* WHAT IS ASKED:
**A.** In the Beta assessment text, what did the specialist tax resource who joined the team remove?
**B.** Reproduce the records from the line with "value-label: 1.82% bbox=[263, 617, 314, 637]" to the line with "value-label: 1,594.14 bbox=[677, 1090, 755, 1112]", both lines included, keeping every character unchanged.

* TEXT SHOWN:
** START **

Starting a business — Beta assessment

The Hobby or Business tool is for people who are getting money or intend to get money from creative works, and are unsure if they are a hobby or a business. The tool guides them on their government obligations.

Business or Hobby Tool

Based on the information provided by the team throughout the inflight assessment the starting a business service has met the criteria for the Beta assessment.

Areas of good performance

The team had some early difficulties but managed to narrow their focus for their minimum viable product to build a service that helps people who earn money from things they’ve created (creatives, artists, and makers) understand whether they need to report income generated from their activity, and if they should consider formalising their hobby to become a business.

Insights from user research clearly demonstrated the common pain points. The team worked very well with stakeholders, particularly the Australian Taxation Office, to reach a shared understanding and a common approach for providing guidance and clarity, working towards ‘certainty’ as the ideal outcome from a user perspective.

The team diversified their research recruitment sources, using ‘maker-spaces’, hubs and other networks to reach a broad range of ‘makers’. The team were able to demonstrate how they have iterated the questions in the ‘Hobby or Business?’ tool based on user feedback. The team had to use further initiative to find users in the maker cohort who also had accessibility needs.

A specialist tax resource joined the team and made a considerable positive impact, removing a number of external dependencies. This increased the pace at which the team could make decisions. Removing external dependencies from work streams always helps maintain momentum.

Later rounds of user research confirmed that early iterations of the Beta product didn’t quite meet user needs. Users said that the language didn’t sound ‘governmenty’ and the simple language was easier to understand, however, many users indicated that the information didn’t provide them enough certainty about their circumstances.

** END **

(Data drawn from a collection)

** START **

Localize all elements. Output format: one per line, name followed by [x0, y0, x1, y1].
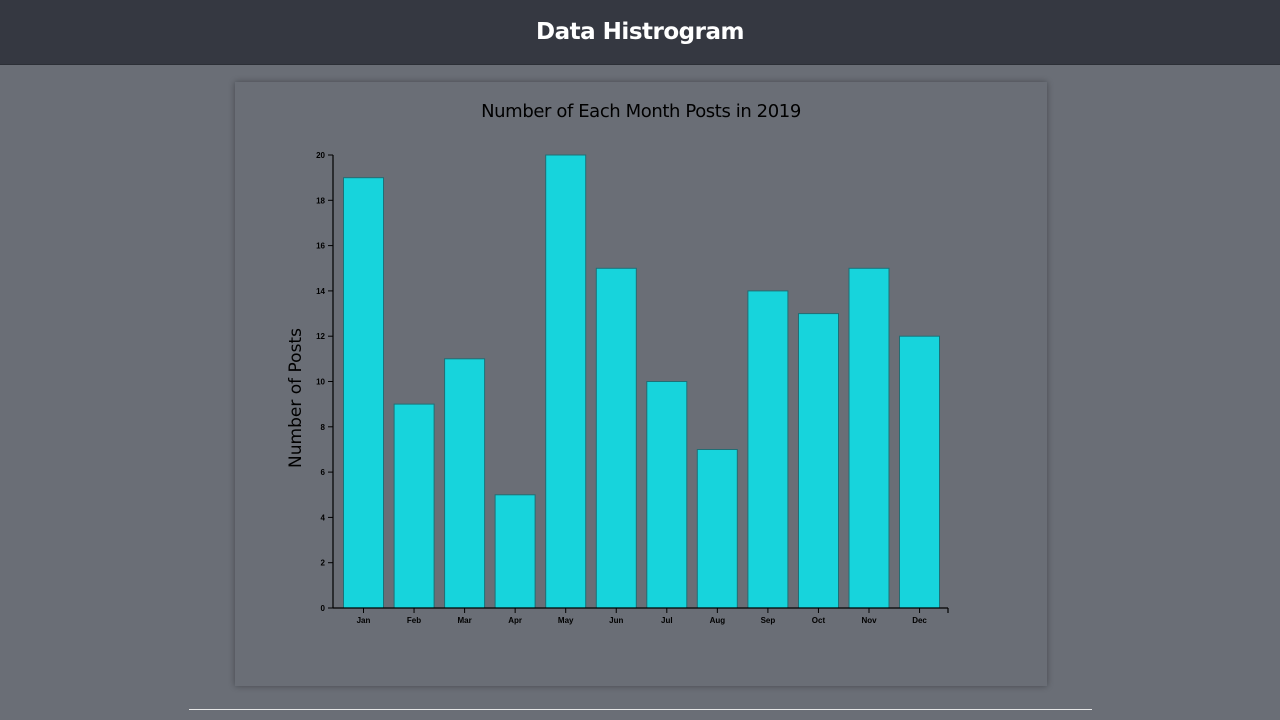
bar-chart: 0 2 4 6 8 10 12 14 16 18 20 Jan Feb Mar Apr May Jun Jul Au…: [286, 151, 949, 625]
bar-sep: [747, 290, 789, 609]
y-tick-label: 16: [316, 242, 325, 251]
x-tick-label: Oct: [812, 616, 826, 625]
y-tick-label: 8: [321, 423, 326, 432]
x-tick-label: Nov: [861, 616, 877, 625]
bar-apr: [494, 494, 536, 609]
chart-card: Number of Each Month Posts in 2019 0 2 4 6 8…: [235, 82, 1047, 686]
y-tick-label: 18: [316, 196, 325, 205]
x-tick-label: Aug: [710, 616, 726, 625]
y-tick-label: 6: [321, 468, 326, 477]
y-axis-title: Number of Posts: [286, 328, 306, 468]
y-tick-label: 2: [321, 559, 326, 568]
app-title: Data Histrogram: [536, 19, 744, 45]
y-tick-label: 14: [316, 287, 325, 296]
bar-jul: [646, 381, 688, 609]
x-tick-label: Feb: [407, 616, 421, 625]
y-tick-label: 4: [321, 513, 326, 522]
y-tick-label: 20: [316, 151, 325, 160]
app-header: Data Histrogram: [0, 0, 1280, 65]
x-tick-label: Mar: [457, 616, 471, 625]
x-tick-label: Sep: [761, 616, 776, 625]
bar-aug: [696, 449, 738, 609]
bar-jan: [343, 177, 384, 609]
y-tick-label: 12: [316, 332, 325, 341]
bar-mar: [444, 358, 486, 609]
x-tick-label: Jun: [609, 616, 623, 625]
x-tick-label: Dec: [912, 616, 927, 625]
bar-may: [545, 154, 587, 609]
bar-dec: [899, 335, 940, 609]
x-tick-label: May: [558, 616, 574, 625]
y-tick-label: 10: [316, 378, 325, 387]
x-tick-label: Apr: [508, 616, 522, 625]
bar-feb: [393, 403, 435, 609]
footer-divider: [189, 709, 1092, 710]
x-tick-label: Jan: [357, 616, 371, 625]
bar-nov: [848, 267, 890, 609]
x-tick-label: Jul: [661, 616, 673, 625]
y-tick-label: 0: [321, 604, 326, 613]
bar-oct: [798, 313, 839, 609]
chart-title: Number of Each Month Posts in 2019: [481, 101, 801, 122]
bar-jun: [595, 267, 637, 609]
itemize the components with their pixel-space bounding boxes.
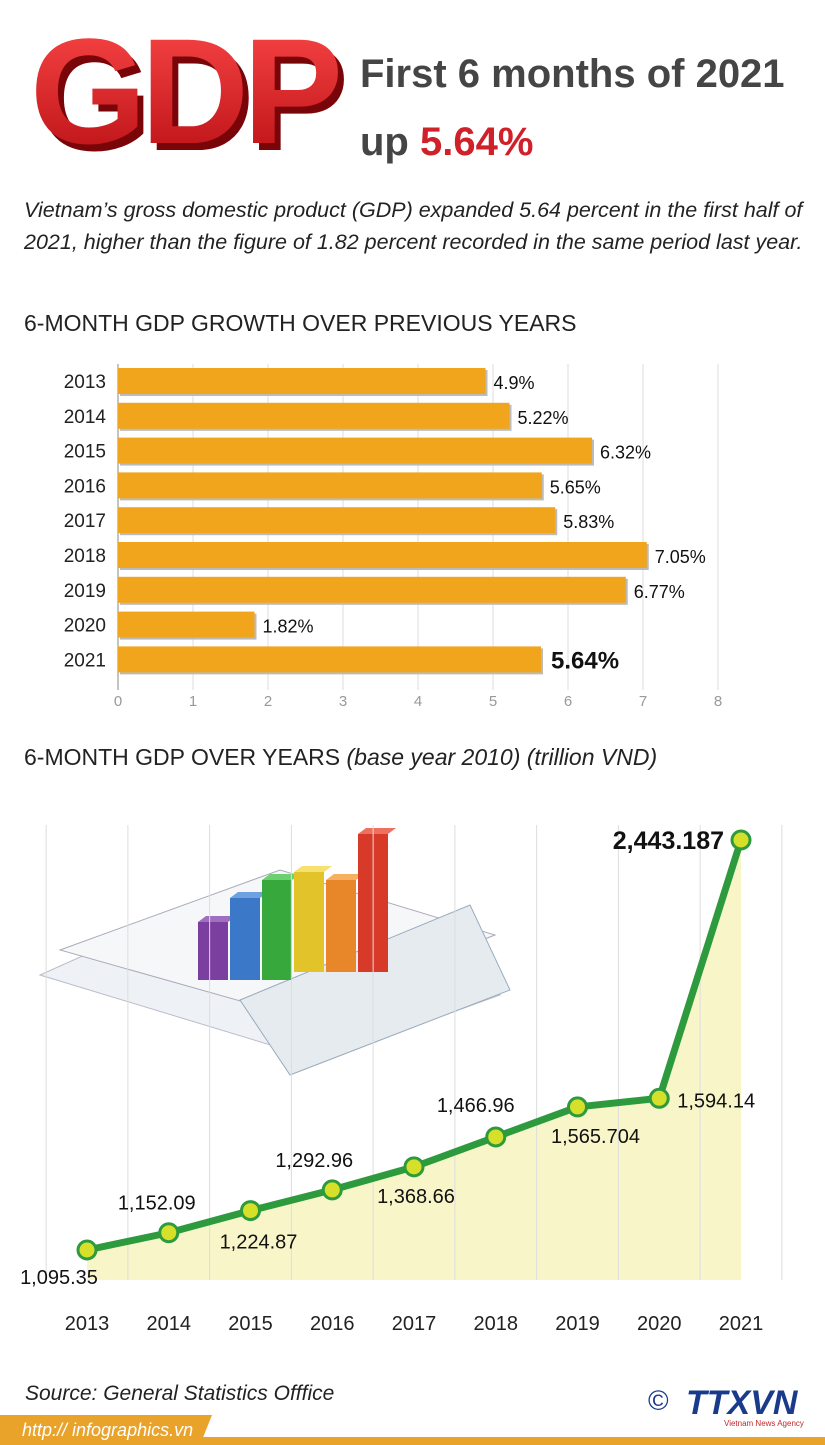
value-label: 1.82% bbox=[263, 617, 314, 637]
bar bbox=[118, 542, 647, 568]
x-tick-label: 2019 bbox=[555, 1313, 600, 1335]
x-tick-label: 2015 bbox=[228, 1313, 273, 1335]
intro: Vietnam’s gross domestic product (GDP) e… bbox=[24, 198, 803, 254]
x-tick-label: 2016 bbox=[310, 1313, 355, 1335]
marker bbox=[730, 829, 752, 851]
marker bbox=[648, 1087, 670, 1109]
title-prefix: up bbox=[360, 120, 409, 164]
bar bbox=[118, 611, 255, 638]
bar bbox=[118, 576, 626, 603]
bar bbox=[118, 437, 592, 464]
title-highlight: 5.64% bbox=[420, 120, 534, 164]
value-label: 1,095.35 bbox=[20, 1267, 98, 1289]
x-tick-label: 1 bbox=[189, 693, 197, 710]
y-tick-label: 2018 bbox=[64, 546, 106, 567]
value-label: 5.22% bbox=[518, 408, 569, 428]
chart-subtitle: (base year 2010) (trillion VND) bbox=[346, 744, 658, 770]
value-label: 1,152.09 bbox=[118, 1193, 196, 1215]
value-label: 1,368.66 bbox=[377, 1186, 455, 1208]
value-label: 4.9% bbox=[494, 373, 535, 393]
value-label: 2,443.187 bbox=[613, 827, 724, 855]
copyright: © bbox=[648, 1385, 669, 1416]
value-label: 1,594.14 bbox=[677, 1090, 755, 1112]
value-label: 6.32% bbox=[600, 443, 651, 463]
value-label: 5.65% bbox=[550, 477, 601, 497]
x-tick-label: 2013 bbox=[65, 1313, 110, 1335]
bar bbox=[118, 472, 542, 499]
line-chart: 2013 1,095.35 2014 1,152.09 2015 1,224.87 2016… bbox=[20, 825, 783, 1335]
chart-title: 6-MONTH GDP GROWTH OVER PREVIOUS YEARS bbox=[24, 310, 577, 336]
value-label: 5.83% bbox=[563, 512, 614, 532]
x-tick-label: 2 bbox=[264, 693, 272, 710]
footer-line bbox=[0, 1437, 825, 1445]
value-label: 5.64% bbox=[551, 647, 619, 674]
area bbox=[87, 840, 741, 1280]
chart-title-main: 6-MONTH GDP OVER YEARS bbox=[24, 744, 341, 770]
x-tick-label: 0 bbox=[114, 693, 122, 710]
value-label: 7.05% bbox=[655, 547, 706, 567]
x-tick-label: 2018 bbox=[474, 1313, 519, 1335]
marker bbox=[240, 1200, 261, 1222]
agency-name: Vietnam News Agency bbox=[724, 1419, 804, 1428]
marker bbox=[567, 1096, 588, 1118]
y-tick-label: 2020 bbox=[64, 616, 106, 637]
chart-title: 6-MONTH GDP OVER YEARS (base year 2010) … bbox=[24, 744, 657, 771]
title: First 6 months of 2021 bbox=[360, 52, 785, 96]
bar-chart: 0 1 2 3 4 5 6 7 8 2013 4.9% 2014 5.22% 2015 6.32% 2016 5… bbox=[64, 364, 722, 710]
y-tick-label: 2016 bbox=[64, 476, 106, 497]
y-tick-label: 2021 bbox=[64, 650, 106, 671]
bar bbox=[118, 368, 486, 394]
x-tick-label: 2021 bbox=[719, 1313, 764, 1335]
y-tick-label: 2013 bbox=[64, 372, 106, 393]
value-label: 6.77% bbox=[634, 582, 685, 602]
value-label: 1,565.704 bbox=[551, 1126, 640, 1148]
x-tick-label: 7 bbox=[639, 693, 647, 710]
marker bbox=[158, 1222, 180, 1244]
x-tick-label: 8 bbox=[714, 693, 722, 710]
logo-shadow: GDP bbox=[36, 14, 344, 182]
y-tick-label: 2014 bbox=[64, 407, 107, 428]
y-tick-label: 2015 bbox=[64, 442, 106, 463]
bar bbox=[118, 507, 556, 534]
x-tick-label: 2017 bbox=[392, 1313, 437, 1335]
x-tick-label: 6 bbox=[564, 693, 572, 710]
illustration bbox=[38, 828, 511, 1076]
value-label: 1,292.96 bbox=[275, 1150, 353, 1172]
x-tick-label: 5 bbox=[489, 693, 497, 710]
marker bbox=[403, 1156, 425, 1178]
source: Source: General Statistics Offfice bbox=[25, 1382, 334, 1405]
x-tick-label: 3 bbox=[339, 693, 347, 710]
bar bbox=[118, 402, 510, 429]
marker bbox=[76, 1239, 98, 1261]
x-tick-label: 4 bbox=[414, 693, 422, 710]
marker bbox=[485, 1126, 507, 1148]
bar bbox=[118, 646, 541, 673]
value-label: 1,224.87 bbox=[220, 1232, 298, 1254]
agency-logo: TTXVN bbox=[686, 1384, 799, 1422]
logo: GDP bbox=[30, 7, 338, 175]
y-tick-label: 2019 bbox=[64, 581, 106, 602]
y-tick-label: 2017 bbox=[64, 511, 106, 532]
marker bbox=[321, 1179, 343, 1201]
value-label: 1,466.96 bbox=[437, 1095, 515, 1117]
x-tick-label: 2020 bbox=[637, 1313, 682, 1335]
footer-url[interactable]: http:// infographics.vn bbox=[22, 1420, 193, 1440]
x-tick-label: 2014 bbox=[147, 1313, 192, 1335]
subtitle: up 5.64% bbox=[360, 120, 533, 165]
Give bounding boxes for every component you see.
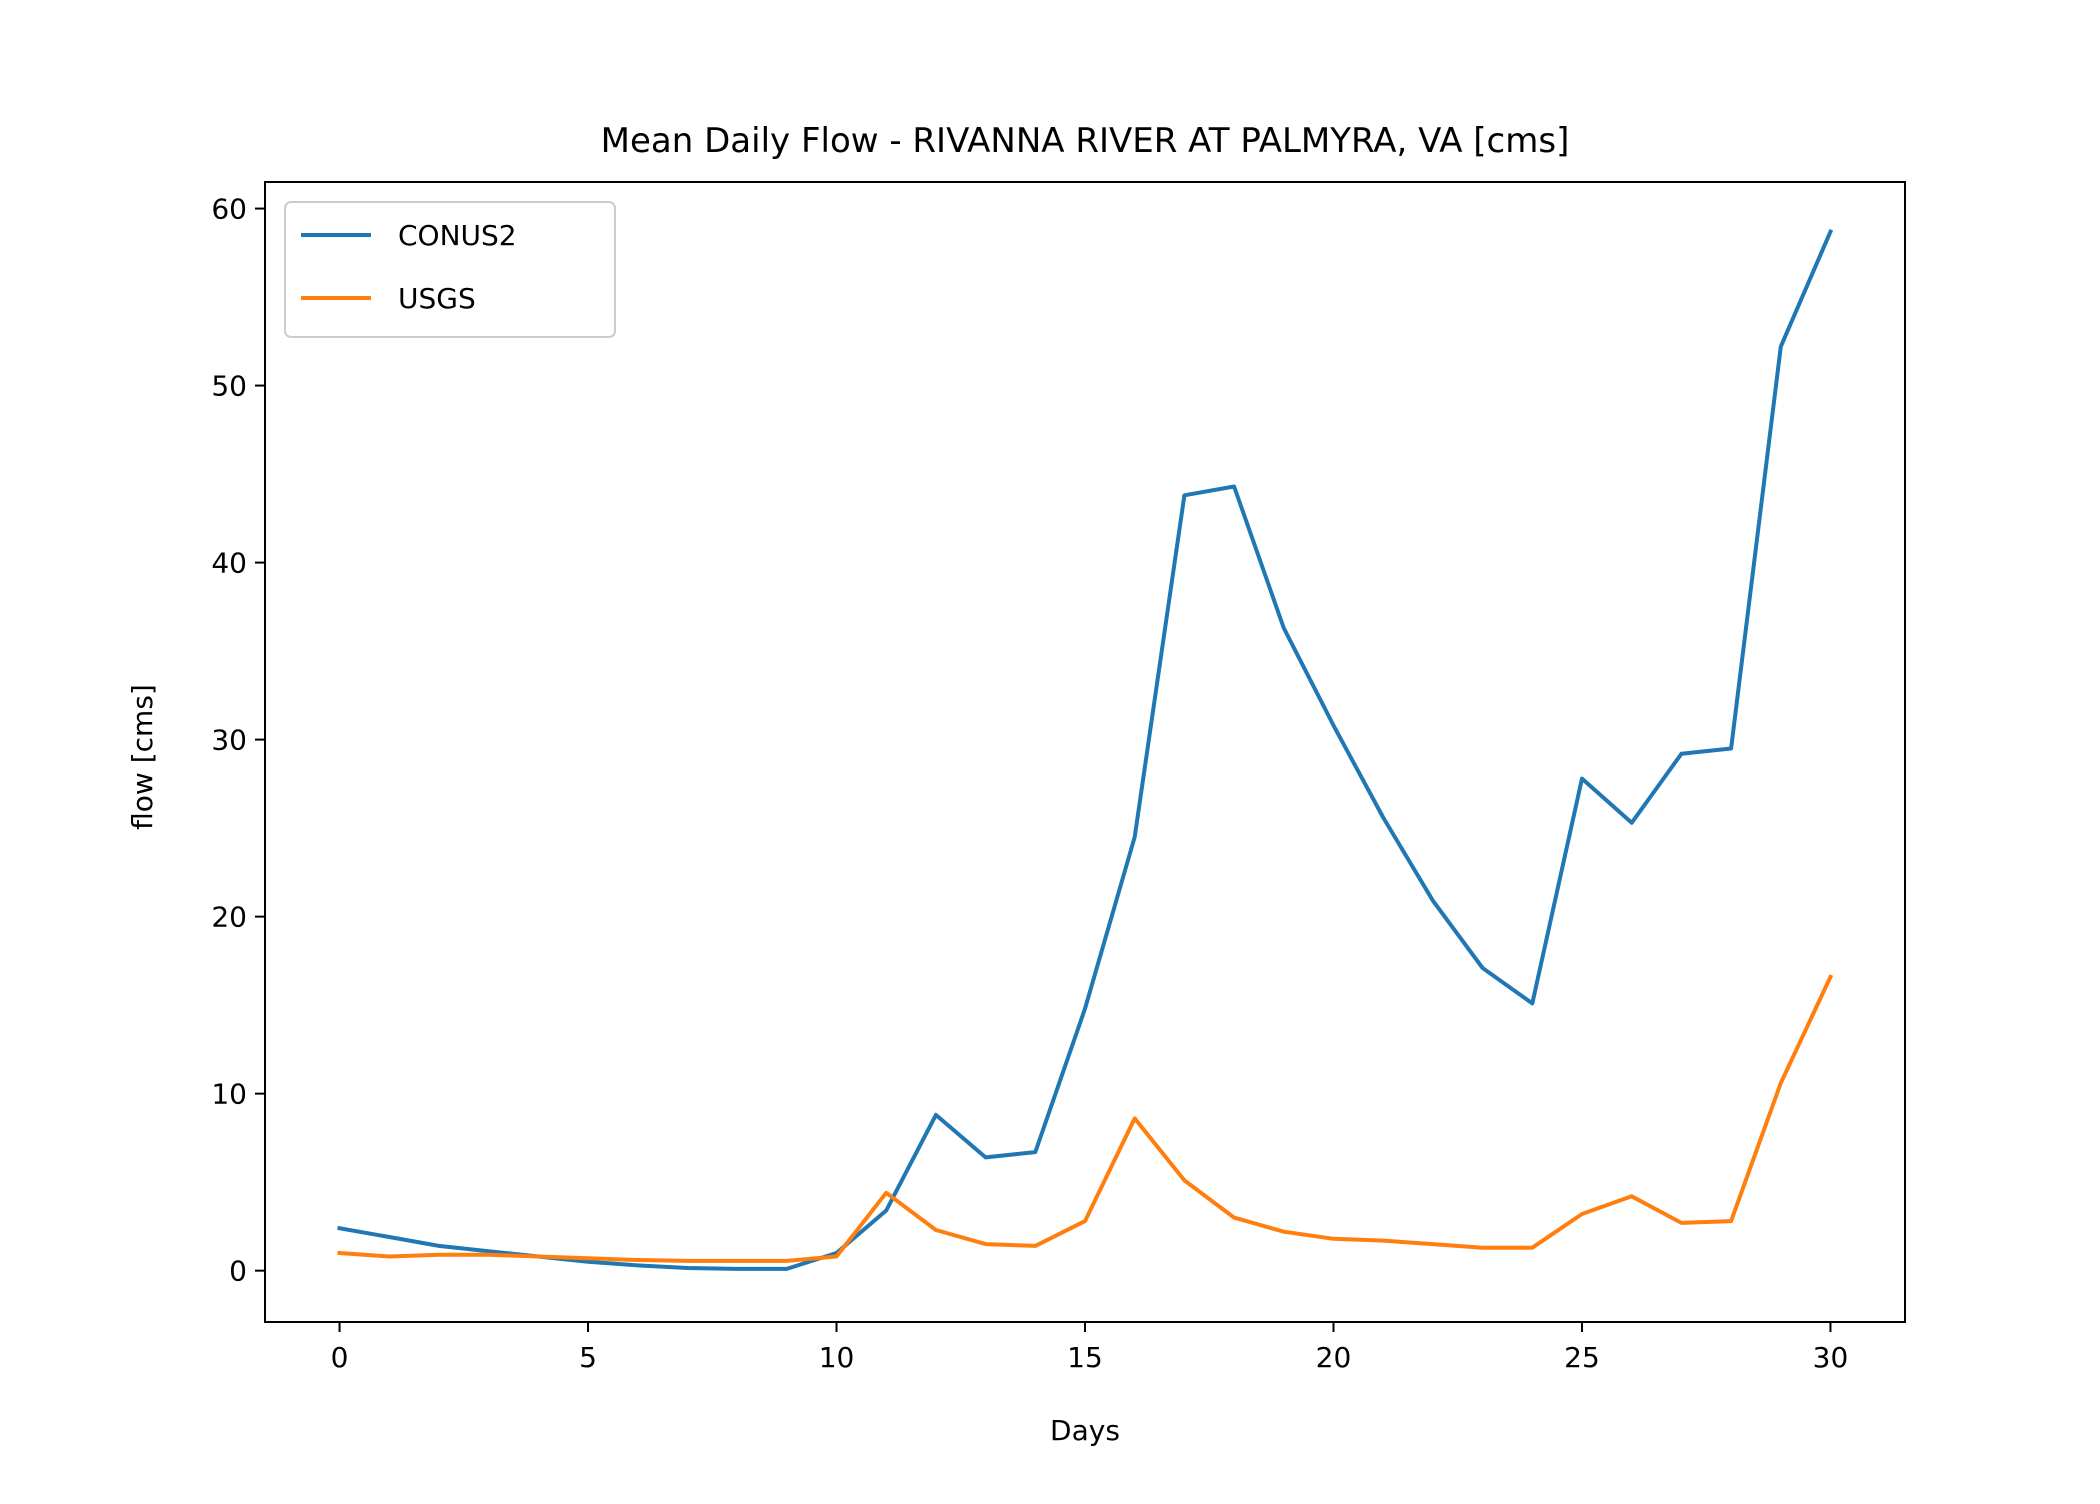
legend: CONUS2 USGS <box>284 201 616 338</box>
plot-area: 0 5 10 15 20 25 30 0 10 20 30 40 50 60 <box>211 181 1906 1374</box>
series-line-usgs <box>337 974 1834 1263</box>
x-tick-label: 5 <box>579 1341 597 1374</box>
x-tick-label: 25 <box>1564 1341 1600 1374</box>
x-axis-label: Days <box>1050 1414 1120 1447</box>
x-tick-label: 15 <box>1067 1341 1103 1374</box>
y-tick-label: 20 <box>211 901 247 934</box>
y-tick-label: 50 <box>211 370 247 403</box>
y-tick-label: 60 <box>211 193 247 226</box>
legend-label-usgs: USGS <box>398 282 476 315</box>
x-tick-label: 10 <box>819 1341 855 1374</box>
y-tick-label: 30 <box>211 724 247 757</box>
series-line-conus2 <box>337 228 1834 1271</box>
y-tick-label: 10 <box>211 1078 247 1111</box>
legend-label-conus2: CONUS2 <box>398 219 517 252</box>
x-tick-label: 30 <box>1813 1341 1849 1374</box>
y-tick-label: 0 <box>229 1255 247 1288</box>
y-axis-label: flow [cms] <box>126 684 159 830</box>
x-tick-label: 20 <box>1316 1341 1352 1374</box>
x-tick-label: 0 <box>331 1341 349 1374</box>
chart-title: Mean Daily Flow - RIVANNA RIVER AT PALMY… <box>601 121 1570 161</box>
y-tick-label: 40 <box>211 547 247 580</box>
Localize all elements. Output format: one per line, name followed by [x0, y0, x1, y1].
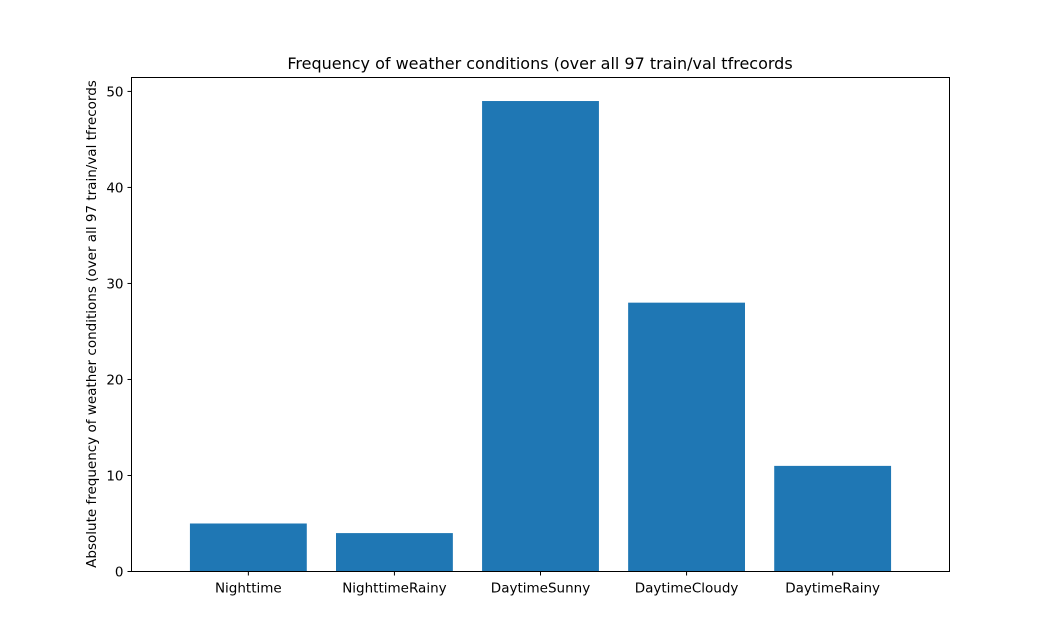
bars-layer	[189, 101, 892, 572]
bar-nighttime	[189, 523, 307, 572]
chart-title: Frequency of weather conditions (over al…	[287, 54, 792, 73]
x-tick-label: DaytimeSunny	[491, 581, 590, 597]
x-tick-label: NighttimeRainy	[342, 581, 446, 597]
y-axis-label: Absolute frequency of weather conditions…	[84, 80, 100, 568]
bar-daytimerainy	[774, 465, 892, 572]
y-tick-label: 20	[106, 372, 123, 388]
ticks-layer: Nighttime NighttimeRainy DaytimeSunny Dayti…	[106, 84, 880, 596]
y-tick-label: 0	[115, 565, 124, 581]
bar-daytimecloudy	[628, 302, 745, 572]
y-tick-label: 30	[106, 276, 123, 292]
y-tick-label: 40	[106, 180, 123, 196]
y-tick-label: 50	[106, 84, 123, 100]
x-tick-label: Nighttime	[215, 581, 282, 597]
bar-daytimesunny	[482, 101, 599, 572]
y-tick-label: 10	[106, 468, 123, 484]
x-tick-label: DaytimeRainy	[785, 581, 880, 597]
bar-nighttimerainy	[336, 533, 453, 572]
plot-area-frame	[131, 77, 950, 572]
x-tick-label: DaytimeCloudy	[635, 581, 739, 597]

** END **

* ANSWERS BY TASK:
**A.** A number of external dependencies.

**B.**
value-label: 1.82% bbox=[263, 617, 314, 637]
bar bbox=[118, 542, 647, 568]
x-tick-label: 2019 bbox=[555, 1313, 600, 1335]
x-tick-label: 2015 bbox=[228, 1313, 273, 1335]
intro: Vietnam’s gross domestic product (GDP) e… bbox=[24, 198, 803, 254]
x-tick-label: 2016 bbox=[310, 1313, 355, 1335]
marker bbox=[730, 829, 752, 851]
marker bbox=[648, 1087, 670, 1109]
title-prefix: up bbox=[360, 120, 409, 164]
bar bbox=[118, 611, 255, 638]
bar bbox=[118, 576, 626, 603]
bar bbox=[118, 437, 592, 464]
title-highlight: 5.64% bbox=[420, 120, 534, 164]
value-label: 1,095.35 bbox=[20, 1267, 98, 1289]
x-tick-label: 1 bbox=[189, 693, 197, 710]
y-tick-label: 2018 bbox=[64, 546, 106, 567]
value-label: 5.22% bbox=[518, 408, 569, 428]
chart-subtitle: (base year 2010) (trillion VND) bbox=[346, 744, 658, 770]
value-label: 1,152.09 bbox=[118, 1193, 196, 1215]
value-label: 1,368.66 bbox=[377, 1186, 455, 1208]
value-label: 4.9% bbox=[494, 373, 535, 393]
value-label: 2,443.187 bbox=[613, 827, 724, 855]
copyright: © bbox=[648, 1385, 669, 1416]
value-label: 1,594.14 bbox=[677, 1090, 755, 1112]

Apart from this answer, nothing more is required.